GOAL:
Can you output the material exactly as written, minus any pictures it holds?

[Data tied to figure images]
○ ○ ○ ○ ○ ○ ○

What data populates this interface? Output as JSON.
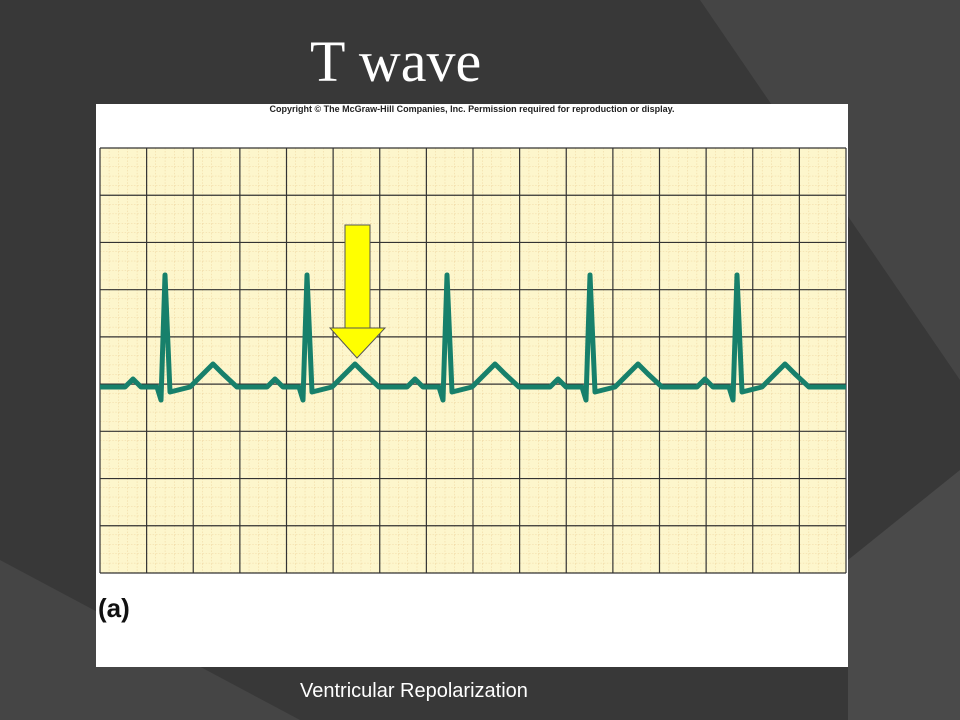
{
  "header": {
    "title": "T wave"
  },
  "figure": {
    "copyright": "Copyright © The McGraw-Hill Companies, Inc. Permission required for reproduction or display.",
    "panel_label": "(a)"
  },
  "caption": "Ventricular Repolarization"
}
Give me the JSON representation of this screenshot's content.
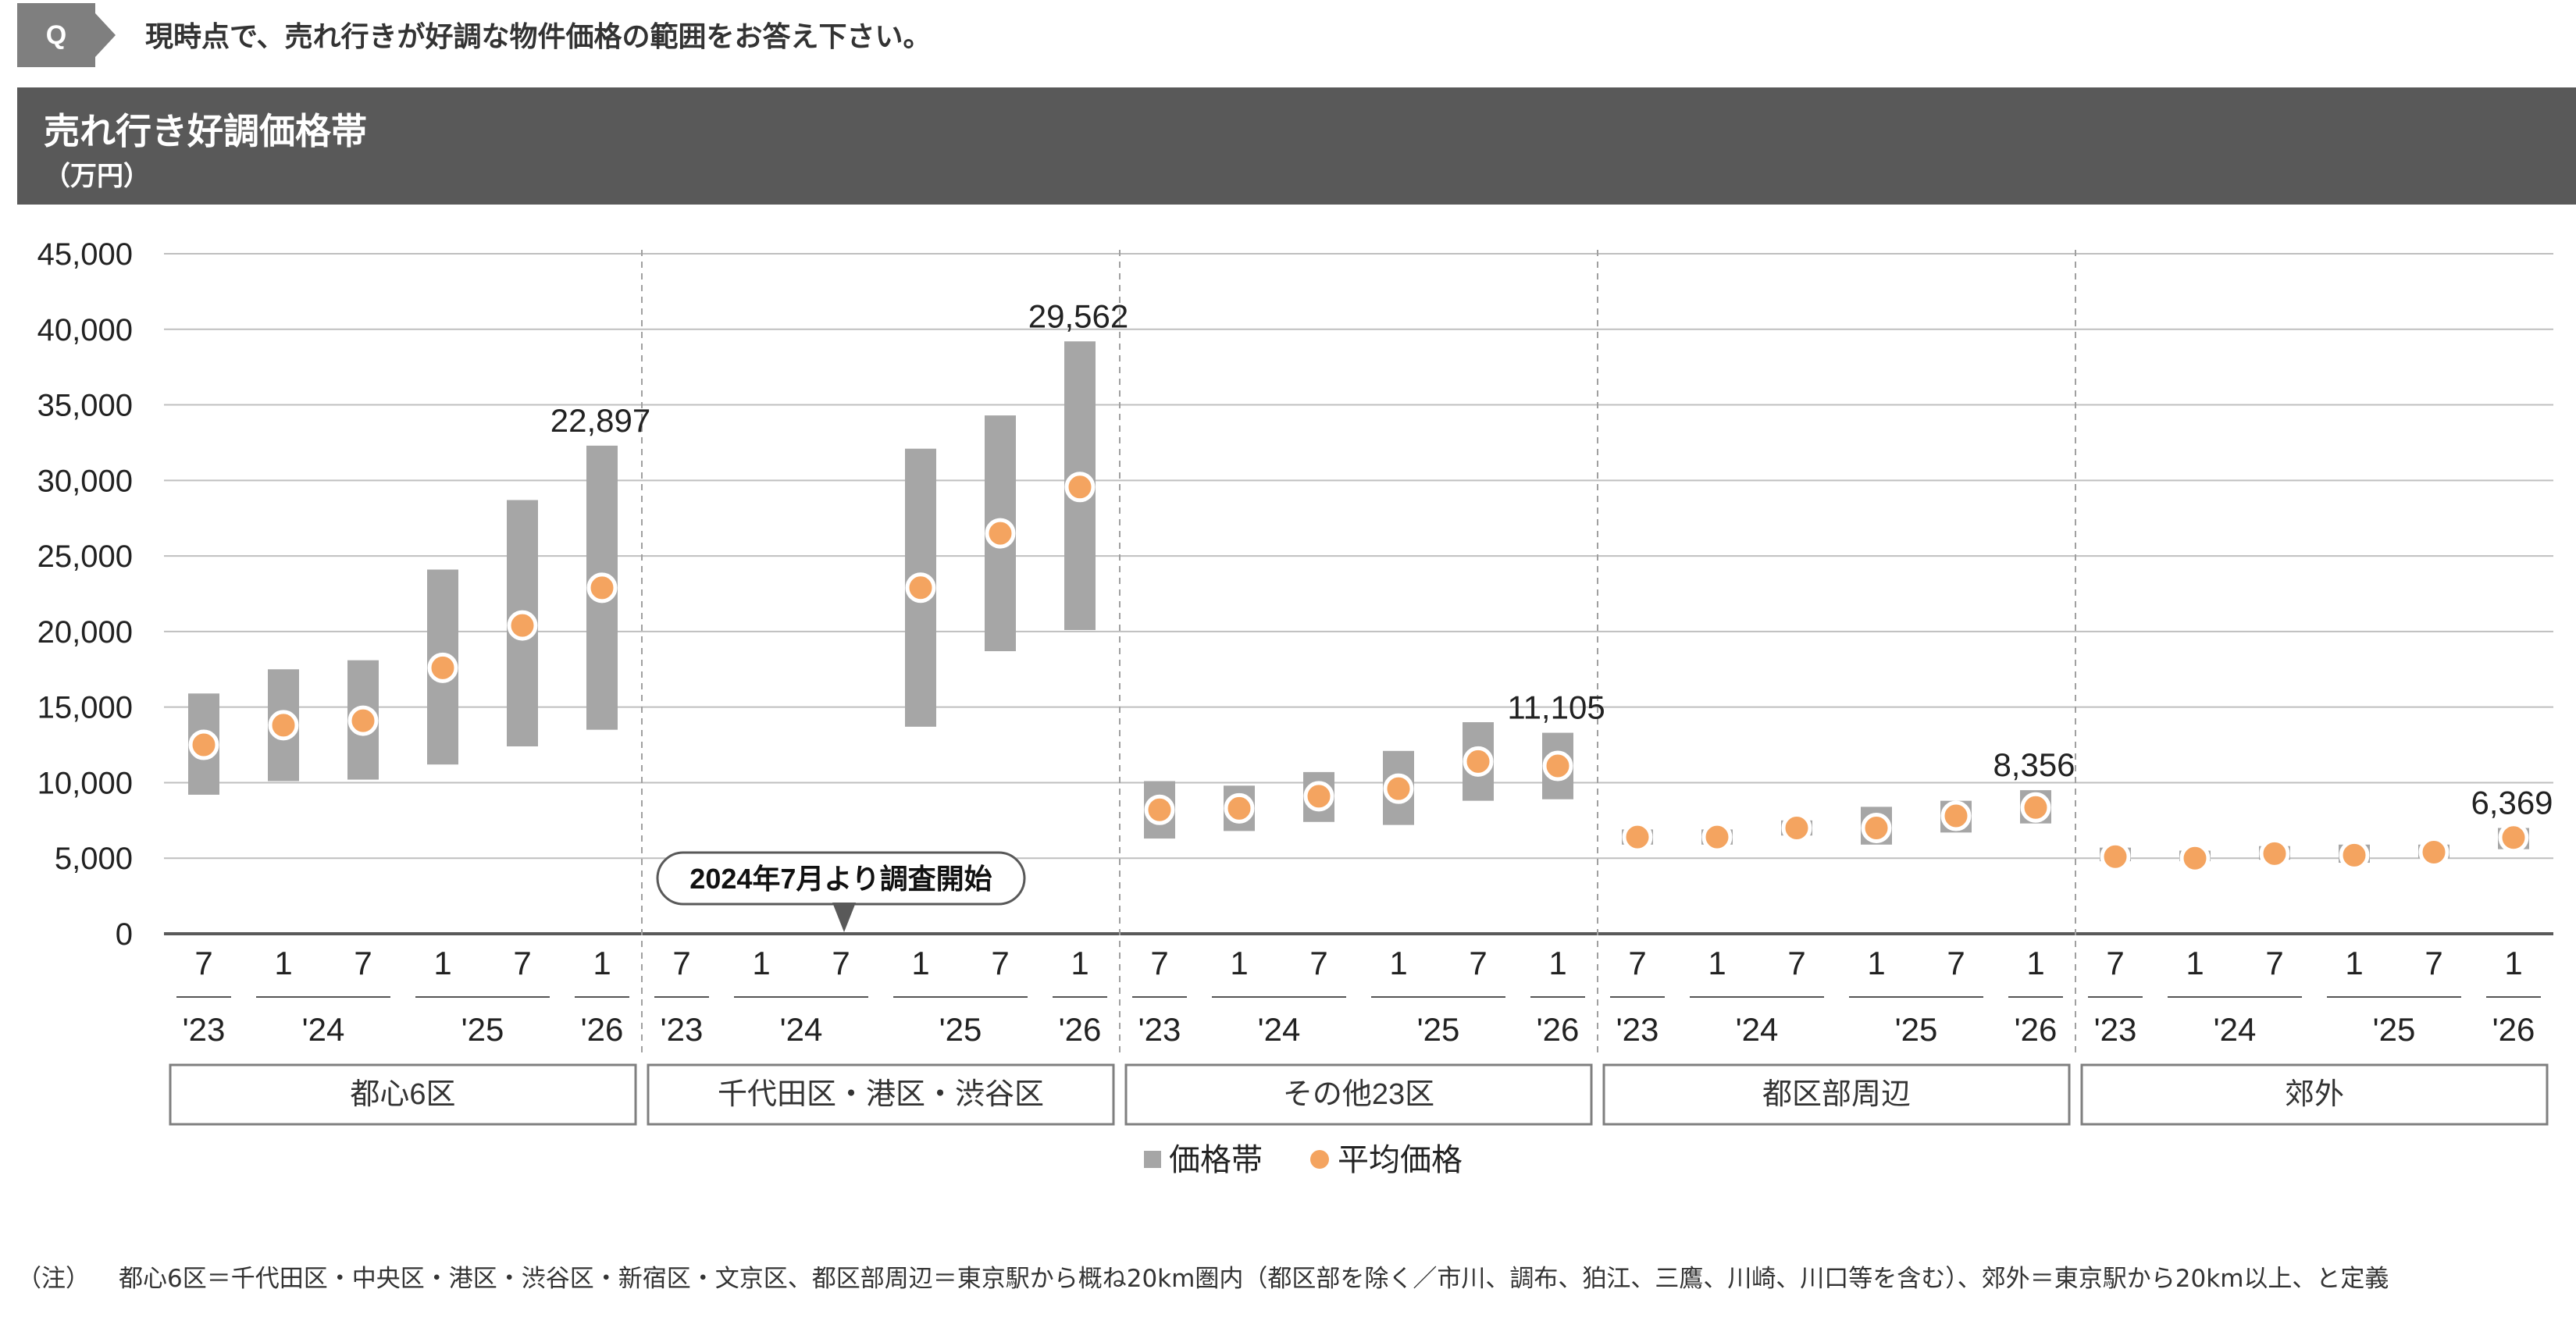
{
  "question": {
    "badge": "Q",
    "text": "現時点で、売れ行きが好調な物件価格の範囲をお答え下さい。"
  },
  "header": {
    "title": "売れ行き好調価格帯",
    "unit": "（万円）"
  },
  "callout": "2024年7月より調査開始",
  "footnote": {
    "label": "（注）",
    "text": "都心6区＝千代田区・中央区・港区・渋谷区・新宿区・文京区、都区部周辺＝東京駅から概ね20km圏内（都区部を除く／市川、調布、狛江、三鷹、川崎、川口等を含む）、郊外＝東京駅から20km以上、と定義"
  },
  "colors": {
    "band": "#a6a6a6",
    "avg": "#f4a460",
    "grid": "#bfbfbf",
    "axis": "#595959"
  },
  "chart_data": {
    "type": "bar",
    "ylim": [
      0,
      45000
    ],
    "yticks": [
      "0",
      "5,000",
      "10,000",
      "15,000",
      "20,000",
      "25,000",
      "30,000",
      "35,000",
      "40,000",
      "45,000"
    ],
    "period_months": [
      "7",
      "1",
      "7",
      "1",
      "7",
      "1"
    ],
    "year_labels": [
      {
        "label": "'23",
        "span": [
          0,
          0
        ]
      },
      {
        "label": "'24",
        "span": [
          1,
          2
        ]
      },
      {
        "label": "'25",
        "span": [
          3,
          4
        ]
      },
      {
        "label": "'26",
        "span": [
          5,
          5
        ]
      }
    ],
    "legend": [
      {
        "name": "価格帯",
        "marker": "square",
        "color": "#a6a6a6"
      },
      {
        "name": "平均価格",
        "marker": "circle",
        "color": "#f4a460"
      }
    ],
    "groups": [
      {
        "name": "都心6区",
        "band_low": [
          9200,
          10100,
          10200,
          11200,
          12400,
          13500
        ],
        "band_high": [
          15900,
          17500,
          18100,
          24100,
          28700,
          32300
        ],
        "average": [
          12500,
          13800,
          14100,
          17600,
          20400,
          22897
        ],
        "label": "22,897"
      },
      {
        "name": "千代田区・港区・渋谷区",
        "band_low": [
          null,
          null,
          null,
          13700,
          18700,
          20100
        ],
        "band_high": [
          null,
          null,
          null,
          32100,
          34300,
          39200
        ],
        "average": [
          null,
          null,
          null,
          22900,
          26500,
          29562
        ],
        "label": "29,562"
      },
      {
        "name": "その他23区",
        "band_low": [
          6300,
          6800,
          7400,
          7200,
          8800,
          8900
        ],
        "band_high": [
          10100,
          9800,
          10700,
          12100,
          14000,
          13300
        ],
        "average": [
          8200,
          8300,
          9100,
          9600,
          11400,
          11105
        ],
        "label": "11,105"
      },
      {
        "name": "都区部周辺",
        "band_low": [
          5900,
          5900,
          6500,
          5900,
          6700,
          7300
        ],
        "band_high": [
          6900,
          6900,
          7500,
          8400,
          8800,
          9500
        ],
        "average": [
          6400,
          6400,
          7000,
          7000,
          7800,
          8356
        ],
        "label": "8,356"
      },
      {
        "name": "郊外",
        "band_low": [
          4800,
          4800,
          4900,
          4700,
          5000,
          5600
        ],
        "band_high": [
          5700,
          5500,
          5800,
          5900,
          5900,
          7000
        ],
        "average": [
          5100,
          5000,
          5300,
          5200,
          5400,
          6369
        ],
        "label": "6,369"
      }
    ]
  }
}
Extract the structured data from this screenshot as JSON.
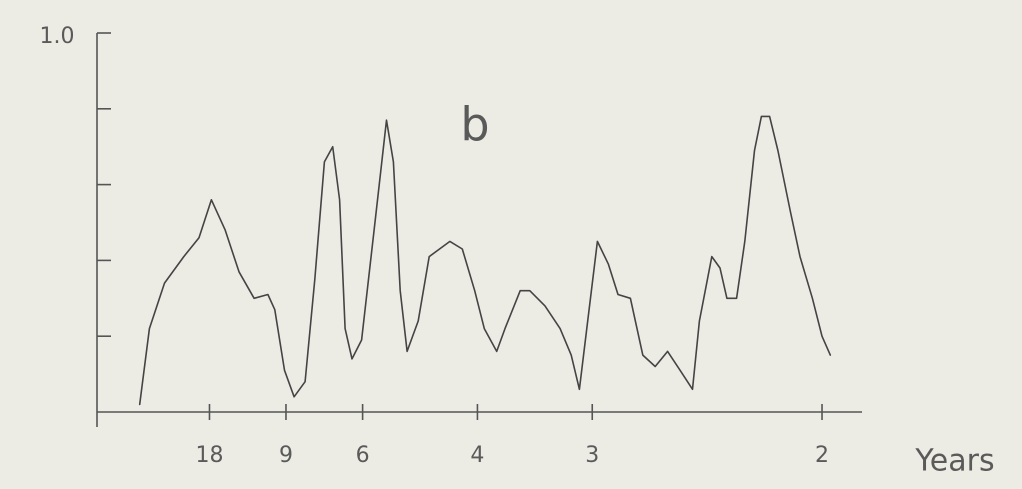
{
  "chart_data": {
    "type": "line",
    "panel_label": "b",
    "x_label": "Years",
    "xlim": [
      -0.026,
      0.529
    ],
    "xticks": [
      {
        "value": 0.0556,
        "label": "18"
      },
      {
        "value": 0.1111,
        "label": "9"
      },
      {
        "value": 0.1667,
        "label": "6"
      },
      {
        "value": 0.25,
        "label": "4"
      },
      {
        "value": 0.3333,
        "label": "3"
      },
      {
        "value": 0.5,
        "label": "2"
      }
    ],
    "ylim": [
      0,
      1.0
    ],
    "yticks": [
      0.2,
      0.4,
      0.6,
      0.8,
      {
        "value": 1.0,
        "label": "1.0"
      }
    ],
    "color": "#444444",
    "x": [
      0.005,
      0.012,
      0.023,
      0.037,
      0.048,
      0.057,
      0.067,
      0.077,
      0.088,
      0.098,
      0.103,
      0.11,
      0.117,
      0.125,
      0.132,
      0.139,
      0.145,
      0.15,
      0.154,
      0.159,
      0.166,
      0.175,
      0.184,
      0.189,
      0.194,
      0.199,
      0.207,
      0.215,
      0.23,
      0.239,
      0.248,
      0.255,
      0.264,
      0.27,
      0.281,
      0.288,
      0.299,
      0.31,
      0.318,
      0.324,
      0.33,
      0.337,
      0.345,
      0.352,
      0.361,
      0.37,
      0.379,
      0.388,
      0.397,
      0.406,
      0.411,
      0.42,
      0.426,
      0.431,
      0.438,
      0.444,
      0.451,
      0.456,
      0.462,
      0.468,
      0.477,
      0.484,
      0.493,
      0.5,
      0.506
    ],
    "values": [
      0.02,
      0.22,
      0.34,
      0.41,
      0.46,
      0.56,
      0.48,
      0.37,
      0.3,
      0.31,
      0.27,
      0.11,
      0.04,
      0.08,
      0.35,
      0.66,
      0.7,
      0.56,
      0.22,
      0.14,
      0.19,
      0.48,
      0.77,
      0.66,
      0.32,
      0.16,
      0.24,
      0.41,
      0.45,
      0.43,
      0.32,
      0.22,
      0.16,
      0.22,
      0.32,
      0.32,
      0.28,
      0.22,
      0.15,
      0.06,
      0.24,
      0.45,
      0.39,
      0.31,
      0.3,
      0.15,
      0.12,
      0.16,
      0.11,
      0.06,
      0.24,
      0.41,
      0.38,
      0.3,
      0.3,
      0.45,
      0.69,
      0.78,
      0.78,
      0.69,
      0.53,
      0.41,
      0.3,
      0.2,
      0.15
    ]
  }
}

○ ○ ○ ○ ○ ○ ○

COMPLETE ANSWER:
What data populates this interface? Output as JSON.
{
  "header": {
    "title": "T wave"
  },
  "figure": {
    "copyright": "Copyright © The McGraw-Hill Companies, Inc. Permission required for reproduction or display.",
    "panel_label": "(a)"
  },
  "caption": "Ventricular Repolarization"
}
Give me the JSON representation of this screenshot's content.
{
  "question": {
    "badge": "Q",
    "text": "現時点で、売れ行きが好調な物件価格の範囲をお答え下さい。"
  },
  "header": {
    "title": "売れ行き好調価格帯",
    "unit": "（万円）"
  },
  "callout": "2024年7月より調査開始",
  "footnote": {
    "label": "（注）",
    "text": "都心6区＝千代田区・中央区・港区・渋谷区・新宿区・文京区、都区部周辺＝東京駅から概ね20km圏内（都区部を除く／市川、調布、狛江、三鷹、川崎、川口等を含む）、郊外＝東京駅から20km以上、と定義"
  },
  "colors": {
    "band": "#a6a6a6",
    "avg": "#f4a460",
    "grid": "#bfbfbf",
    "axis": "#595959"
  },
  "chart_data": {
    "type": "bar",
    "ylim": [
      0,
      45000
    ],
    "yticks": [
      "0",
      "5,000",
      "10,000",
      "15,000",
      "20,000",
      "25,000",
      "30,000",
      "35,000",
      "40,000",
      "45,000"
    ],
    "period_months": [
      "7",
      "1",
      "7",
      "1",
      "7",
      "1"
    ],
    "year_labels": [
      {
        "label": "'23",
        "span": [
          0,
          0
        ]
      },
      {
        "label": "'24",
        "span": [
          1,
          2
        ]
      },
      {
        "label": "'25",
        "span": [
          3,
          4
        ]
      },
      {
        "label": "'26",
        "span": [
          5,
          5
        ]
      }
    ],
    "legend": [
      {
        "name": "価格帯",
        "marker": "square",
        "color": "#a6a6a6"
      },
      {
        "name": "平均価格",
        "marker": "circle",
        "color": "#f4a460"
      }
    ],
    "groups": [
      {
        "name": "都心6区",
        "band_low": [
          9200,
          10100,
          10200,
          11200,
          12400,
          13500
        ],
        "band_high": [
          15900,
          17500,
          18100,
          24100,
          28700,
          32300
        ],
        "average": [
          12500,
          13800,
          14100,
          17600,
          20400,
          22897
        ],
        "label": "22,897"
      },
      {
        "name": "千代田区・港区・渋谷区",
        "band_low": [
          null,
          null,
          null,
          13700,
          18700,
          20100
        ],
        "band_high": [
          null,
          null,
          null,
          32100,
          34300,
          39200
        ],
        "average": [
          null,
          null,
          null,
          22900,
          26500,
          29562
        ],
        "label": "29,562"
      },
      {
        "name": "その他23区",
        "band_low": [
          6300,
          6800,
          7400,
          7200,
          8800,
          8900
        ],
        "band_high": [
          10100,
          9800,
          10700,
          12100,
          14000,
          13300
        ],
        "average": [
          8200,
          8300,
          9100,
          9600,
          11400,
          11105
        ],
        "label": "11,105"
      },
      {
        "name": "都区部周辺",
        "band_low": [
          5900,
          5900,
          6500,
          5900,
          6700,
          7300
        ],
        "band_high": [
          6900,
          6900,
          7500,
          8400,
          8800,
          9500
        ],
        "average": [
          6400,
          6400,
          7000,
          7000,
          7800,
          8356
        ],
        "label": "8,356"
      },
      {
        "name": "郊外",
        "band_low": [
          4800,
          4800,
          4900,
          4700,
          5000,
          5600
        ],
        "band_high": [
          5700,
          5500,
          5800,
          5900,
          5900,
          7000
        ],
        "average": [
          5100,
          5000,
          5300,
          5200,
          5400,
          6369
        ],
        "label": "6,369"
      }
    ]
  }
}
Extract the structured data from this screenshot as JSON.
{
  "chart_data": {
    "type": "line",
    "panel_label": "b",
    "x_label": "Years",
    "xlim": [
      -0.026,
      0.529
    ],
    "xticks": [
      {
        "value": 0.0556,
        "label": "18"
      },
      {
        "value": 0.1111,
        "label": "9"
      },
      {
        "value": 0.1667,
        "label": "6"
      },
      {
        "value": 0.25,
        "label": "4"
      },
      {
        "value": 0.3333,
        "label": "3"
      },
      {
        "value": 0.5,
        "label": "2"
      }
    ],
    "ylim": [
      0,
      1.0
    ],
    "yticks": [
      0.2,
      0.4,
      0.6,
      0.8,
      {
        "value": 1.0,
        "label": "1.0"
      }
    ],
    "color": "#444444",
    "x": [
      0.005,
      0.012,
      0.023,
      0.037,
      0.048,
      0.057,
      0.067,
      0.077,
      0.088,
      0.098,
      0.103,
      0.11,
      0.117,
      0.125,
      0.132,
      0.139,
      0.145,
      0.15,
      0.154,
      0.159,
      0.166,
      0.175,
      0.184,
      0.189,
      0.194,
      0.199,
      0.207,
      0.215,
      0.23,
      0.239,
      0.248,
      0.255,
      0.264,
      0.27,
      0.281,
      0.288,
      0.299,
      0.31,
      0.318,
      0.324,
      0.33,
      0.337,
      0.345,
      0.352,
      0.361,
      0.37,
      0.379,
      0.388,
      0.397,
      0.406,
      0.411,
      0.42,
      0.426,
      0.431,
      0.438,
      0.444,
      0.451,
      0.456,
      0.462,
      0.468,
      0.477,
      0.484,
      0.493,
      0.5,
      0.506
    ],
    "values": [
      0.02,
      0.22,
      0.34,
      0.41,
      0.46,
      0.56,
      0.48,
      0.37,
      0.3,
      0.31,
      0.27,
      0.11,
      0.04,
      0.08,
      0.35,
      0.66,
      0.7,
      0.56,
      0.22,
      0.14,
      0.19,
      0.48,
      0.77,
      0.66,
      0.32,
      0.16,
      0.24,
      0.41,
      0.45,
      0.43,
      0.32,
      0.22,
      0.16,
      0.22,
      0.32,
      0.32,
      0.28,
      0.22,
      0.15,
      0.06,
      0.24,
      0.45,
      0.39,
      0.31,
      0.3,
      0.15,
      0.12,
      0.16,
      0.11,
      0.06,
      0.24,
      0.41,
      0.38,
      0.3,
      0.3,
      0.45,
      0.69,
      0.78,
      0.78,
      0.69,
      0.53,
      0.41,
      0.3,
      0.2,
      0.15
    ]
  }
}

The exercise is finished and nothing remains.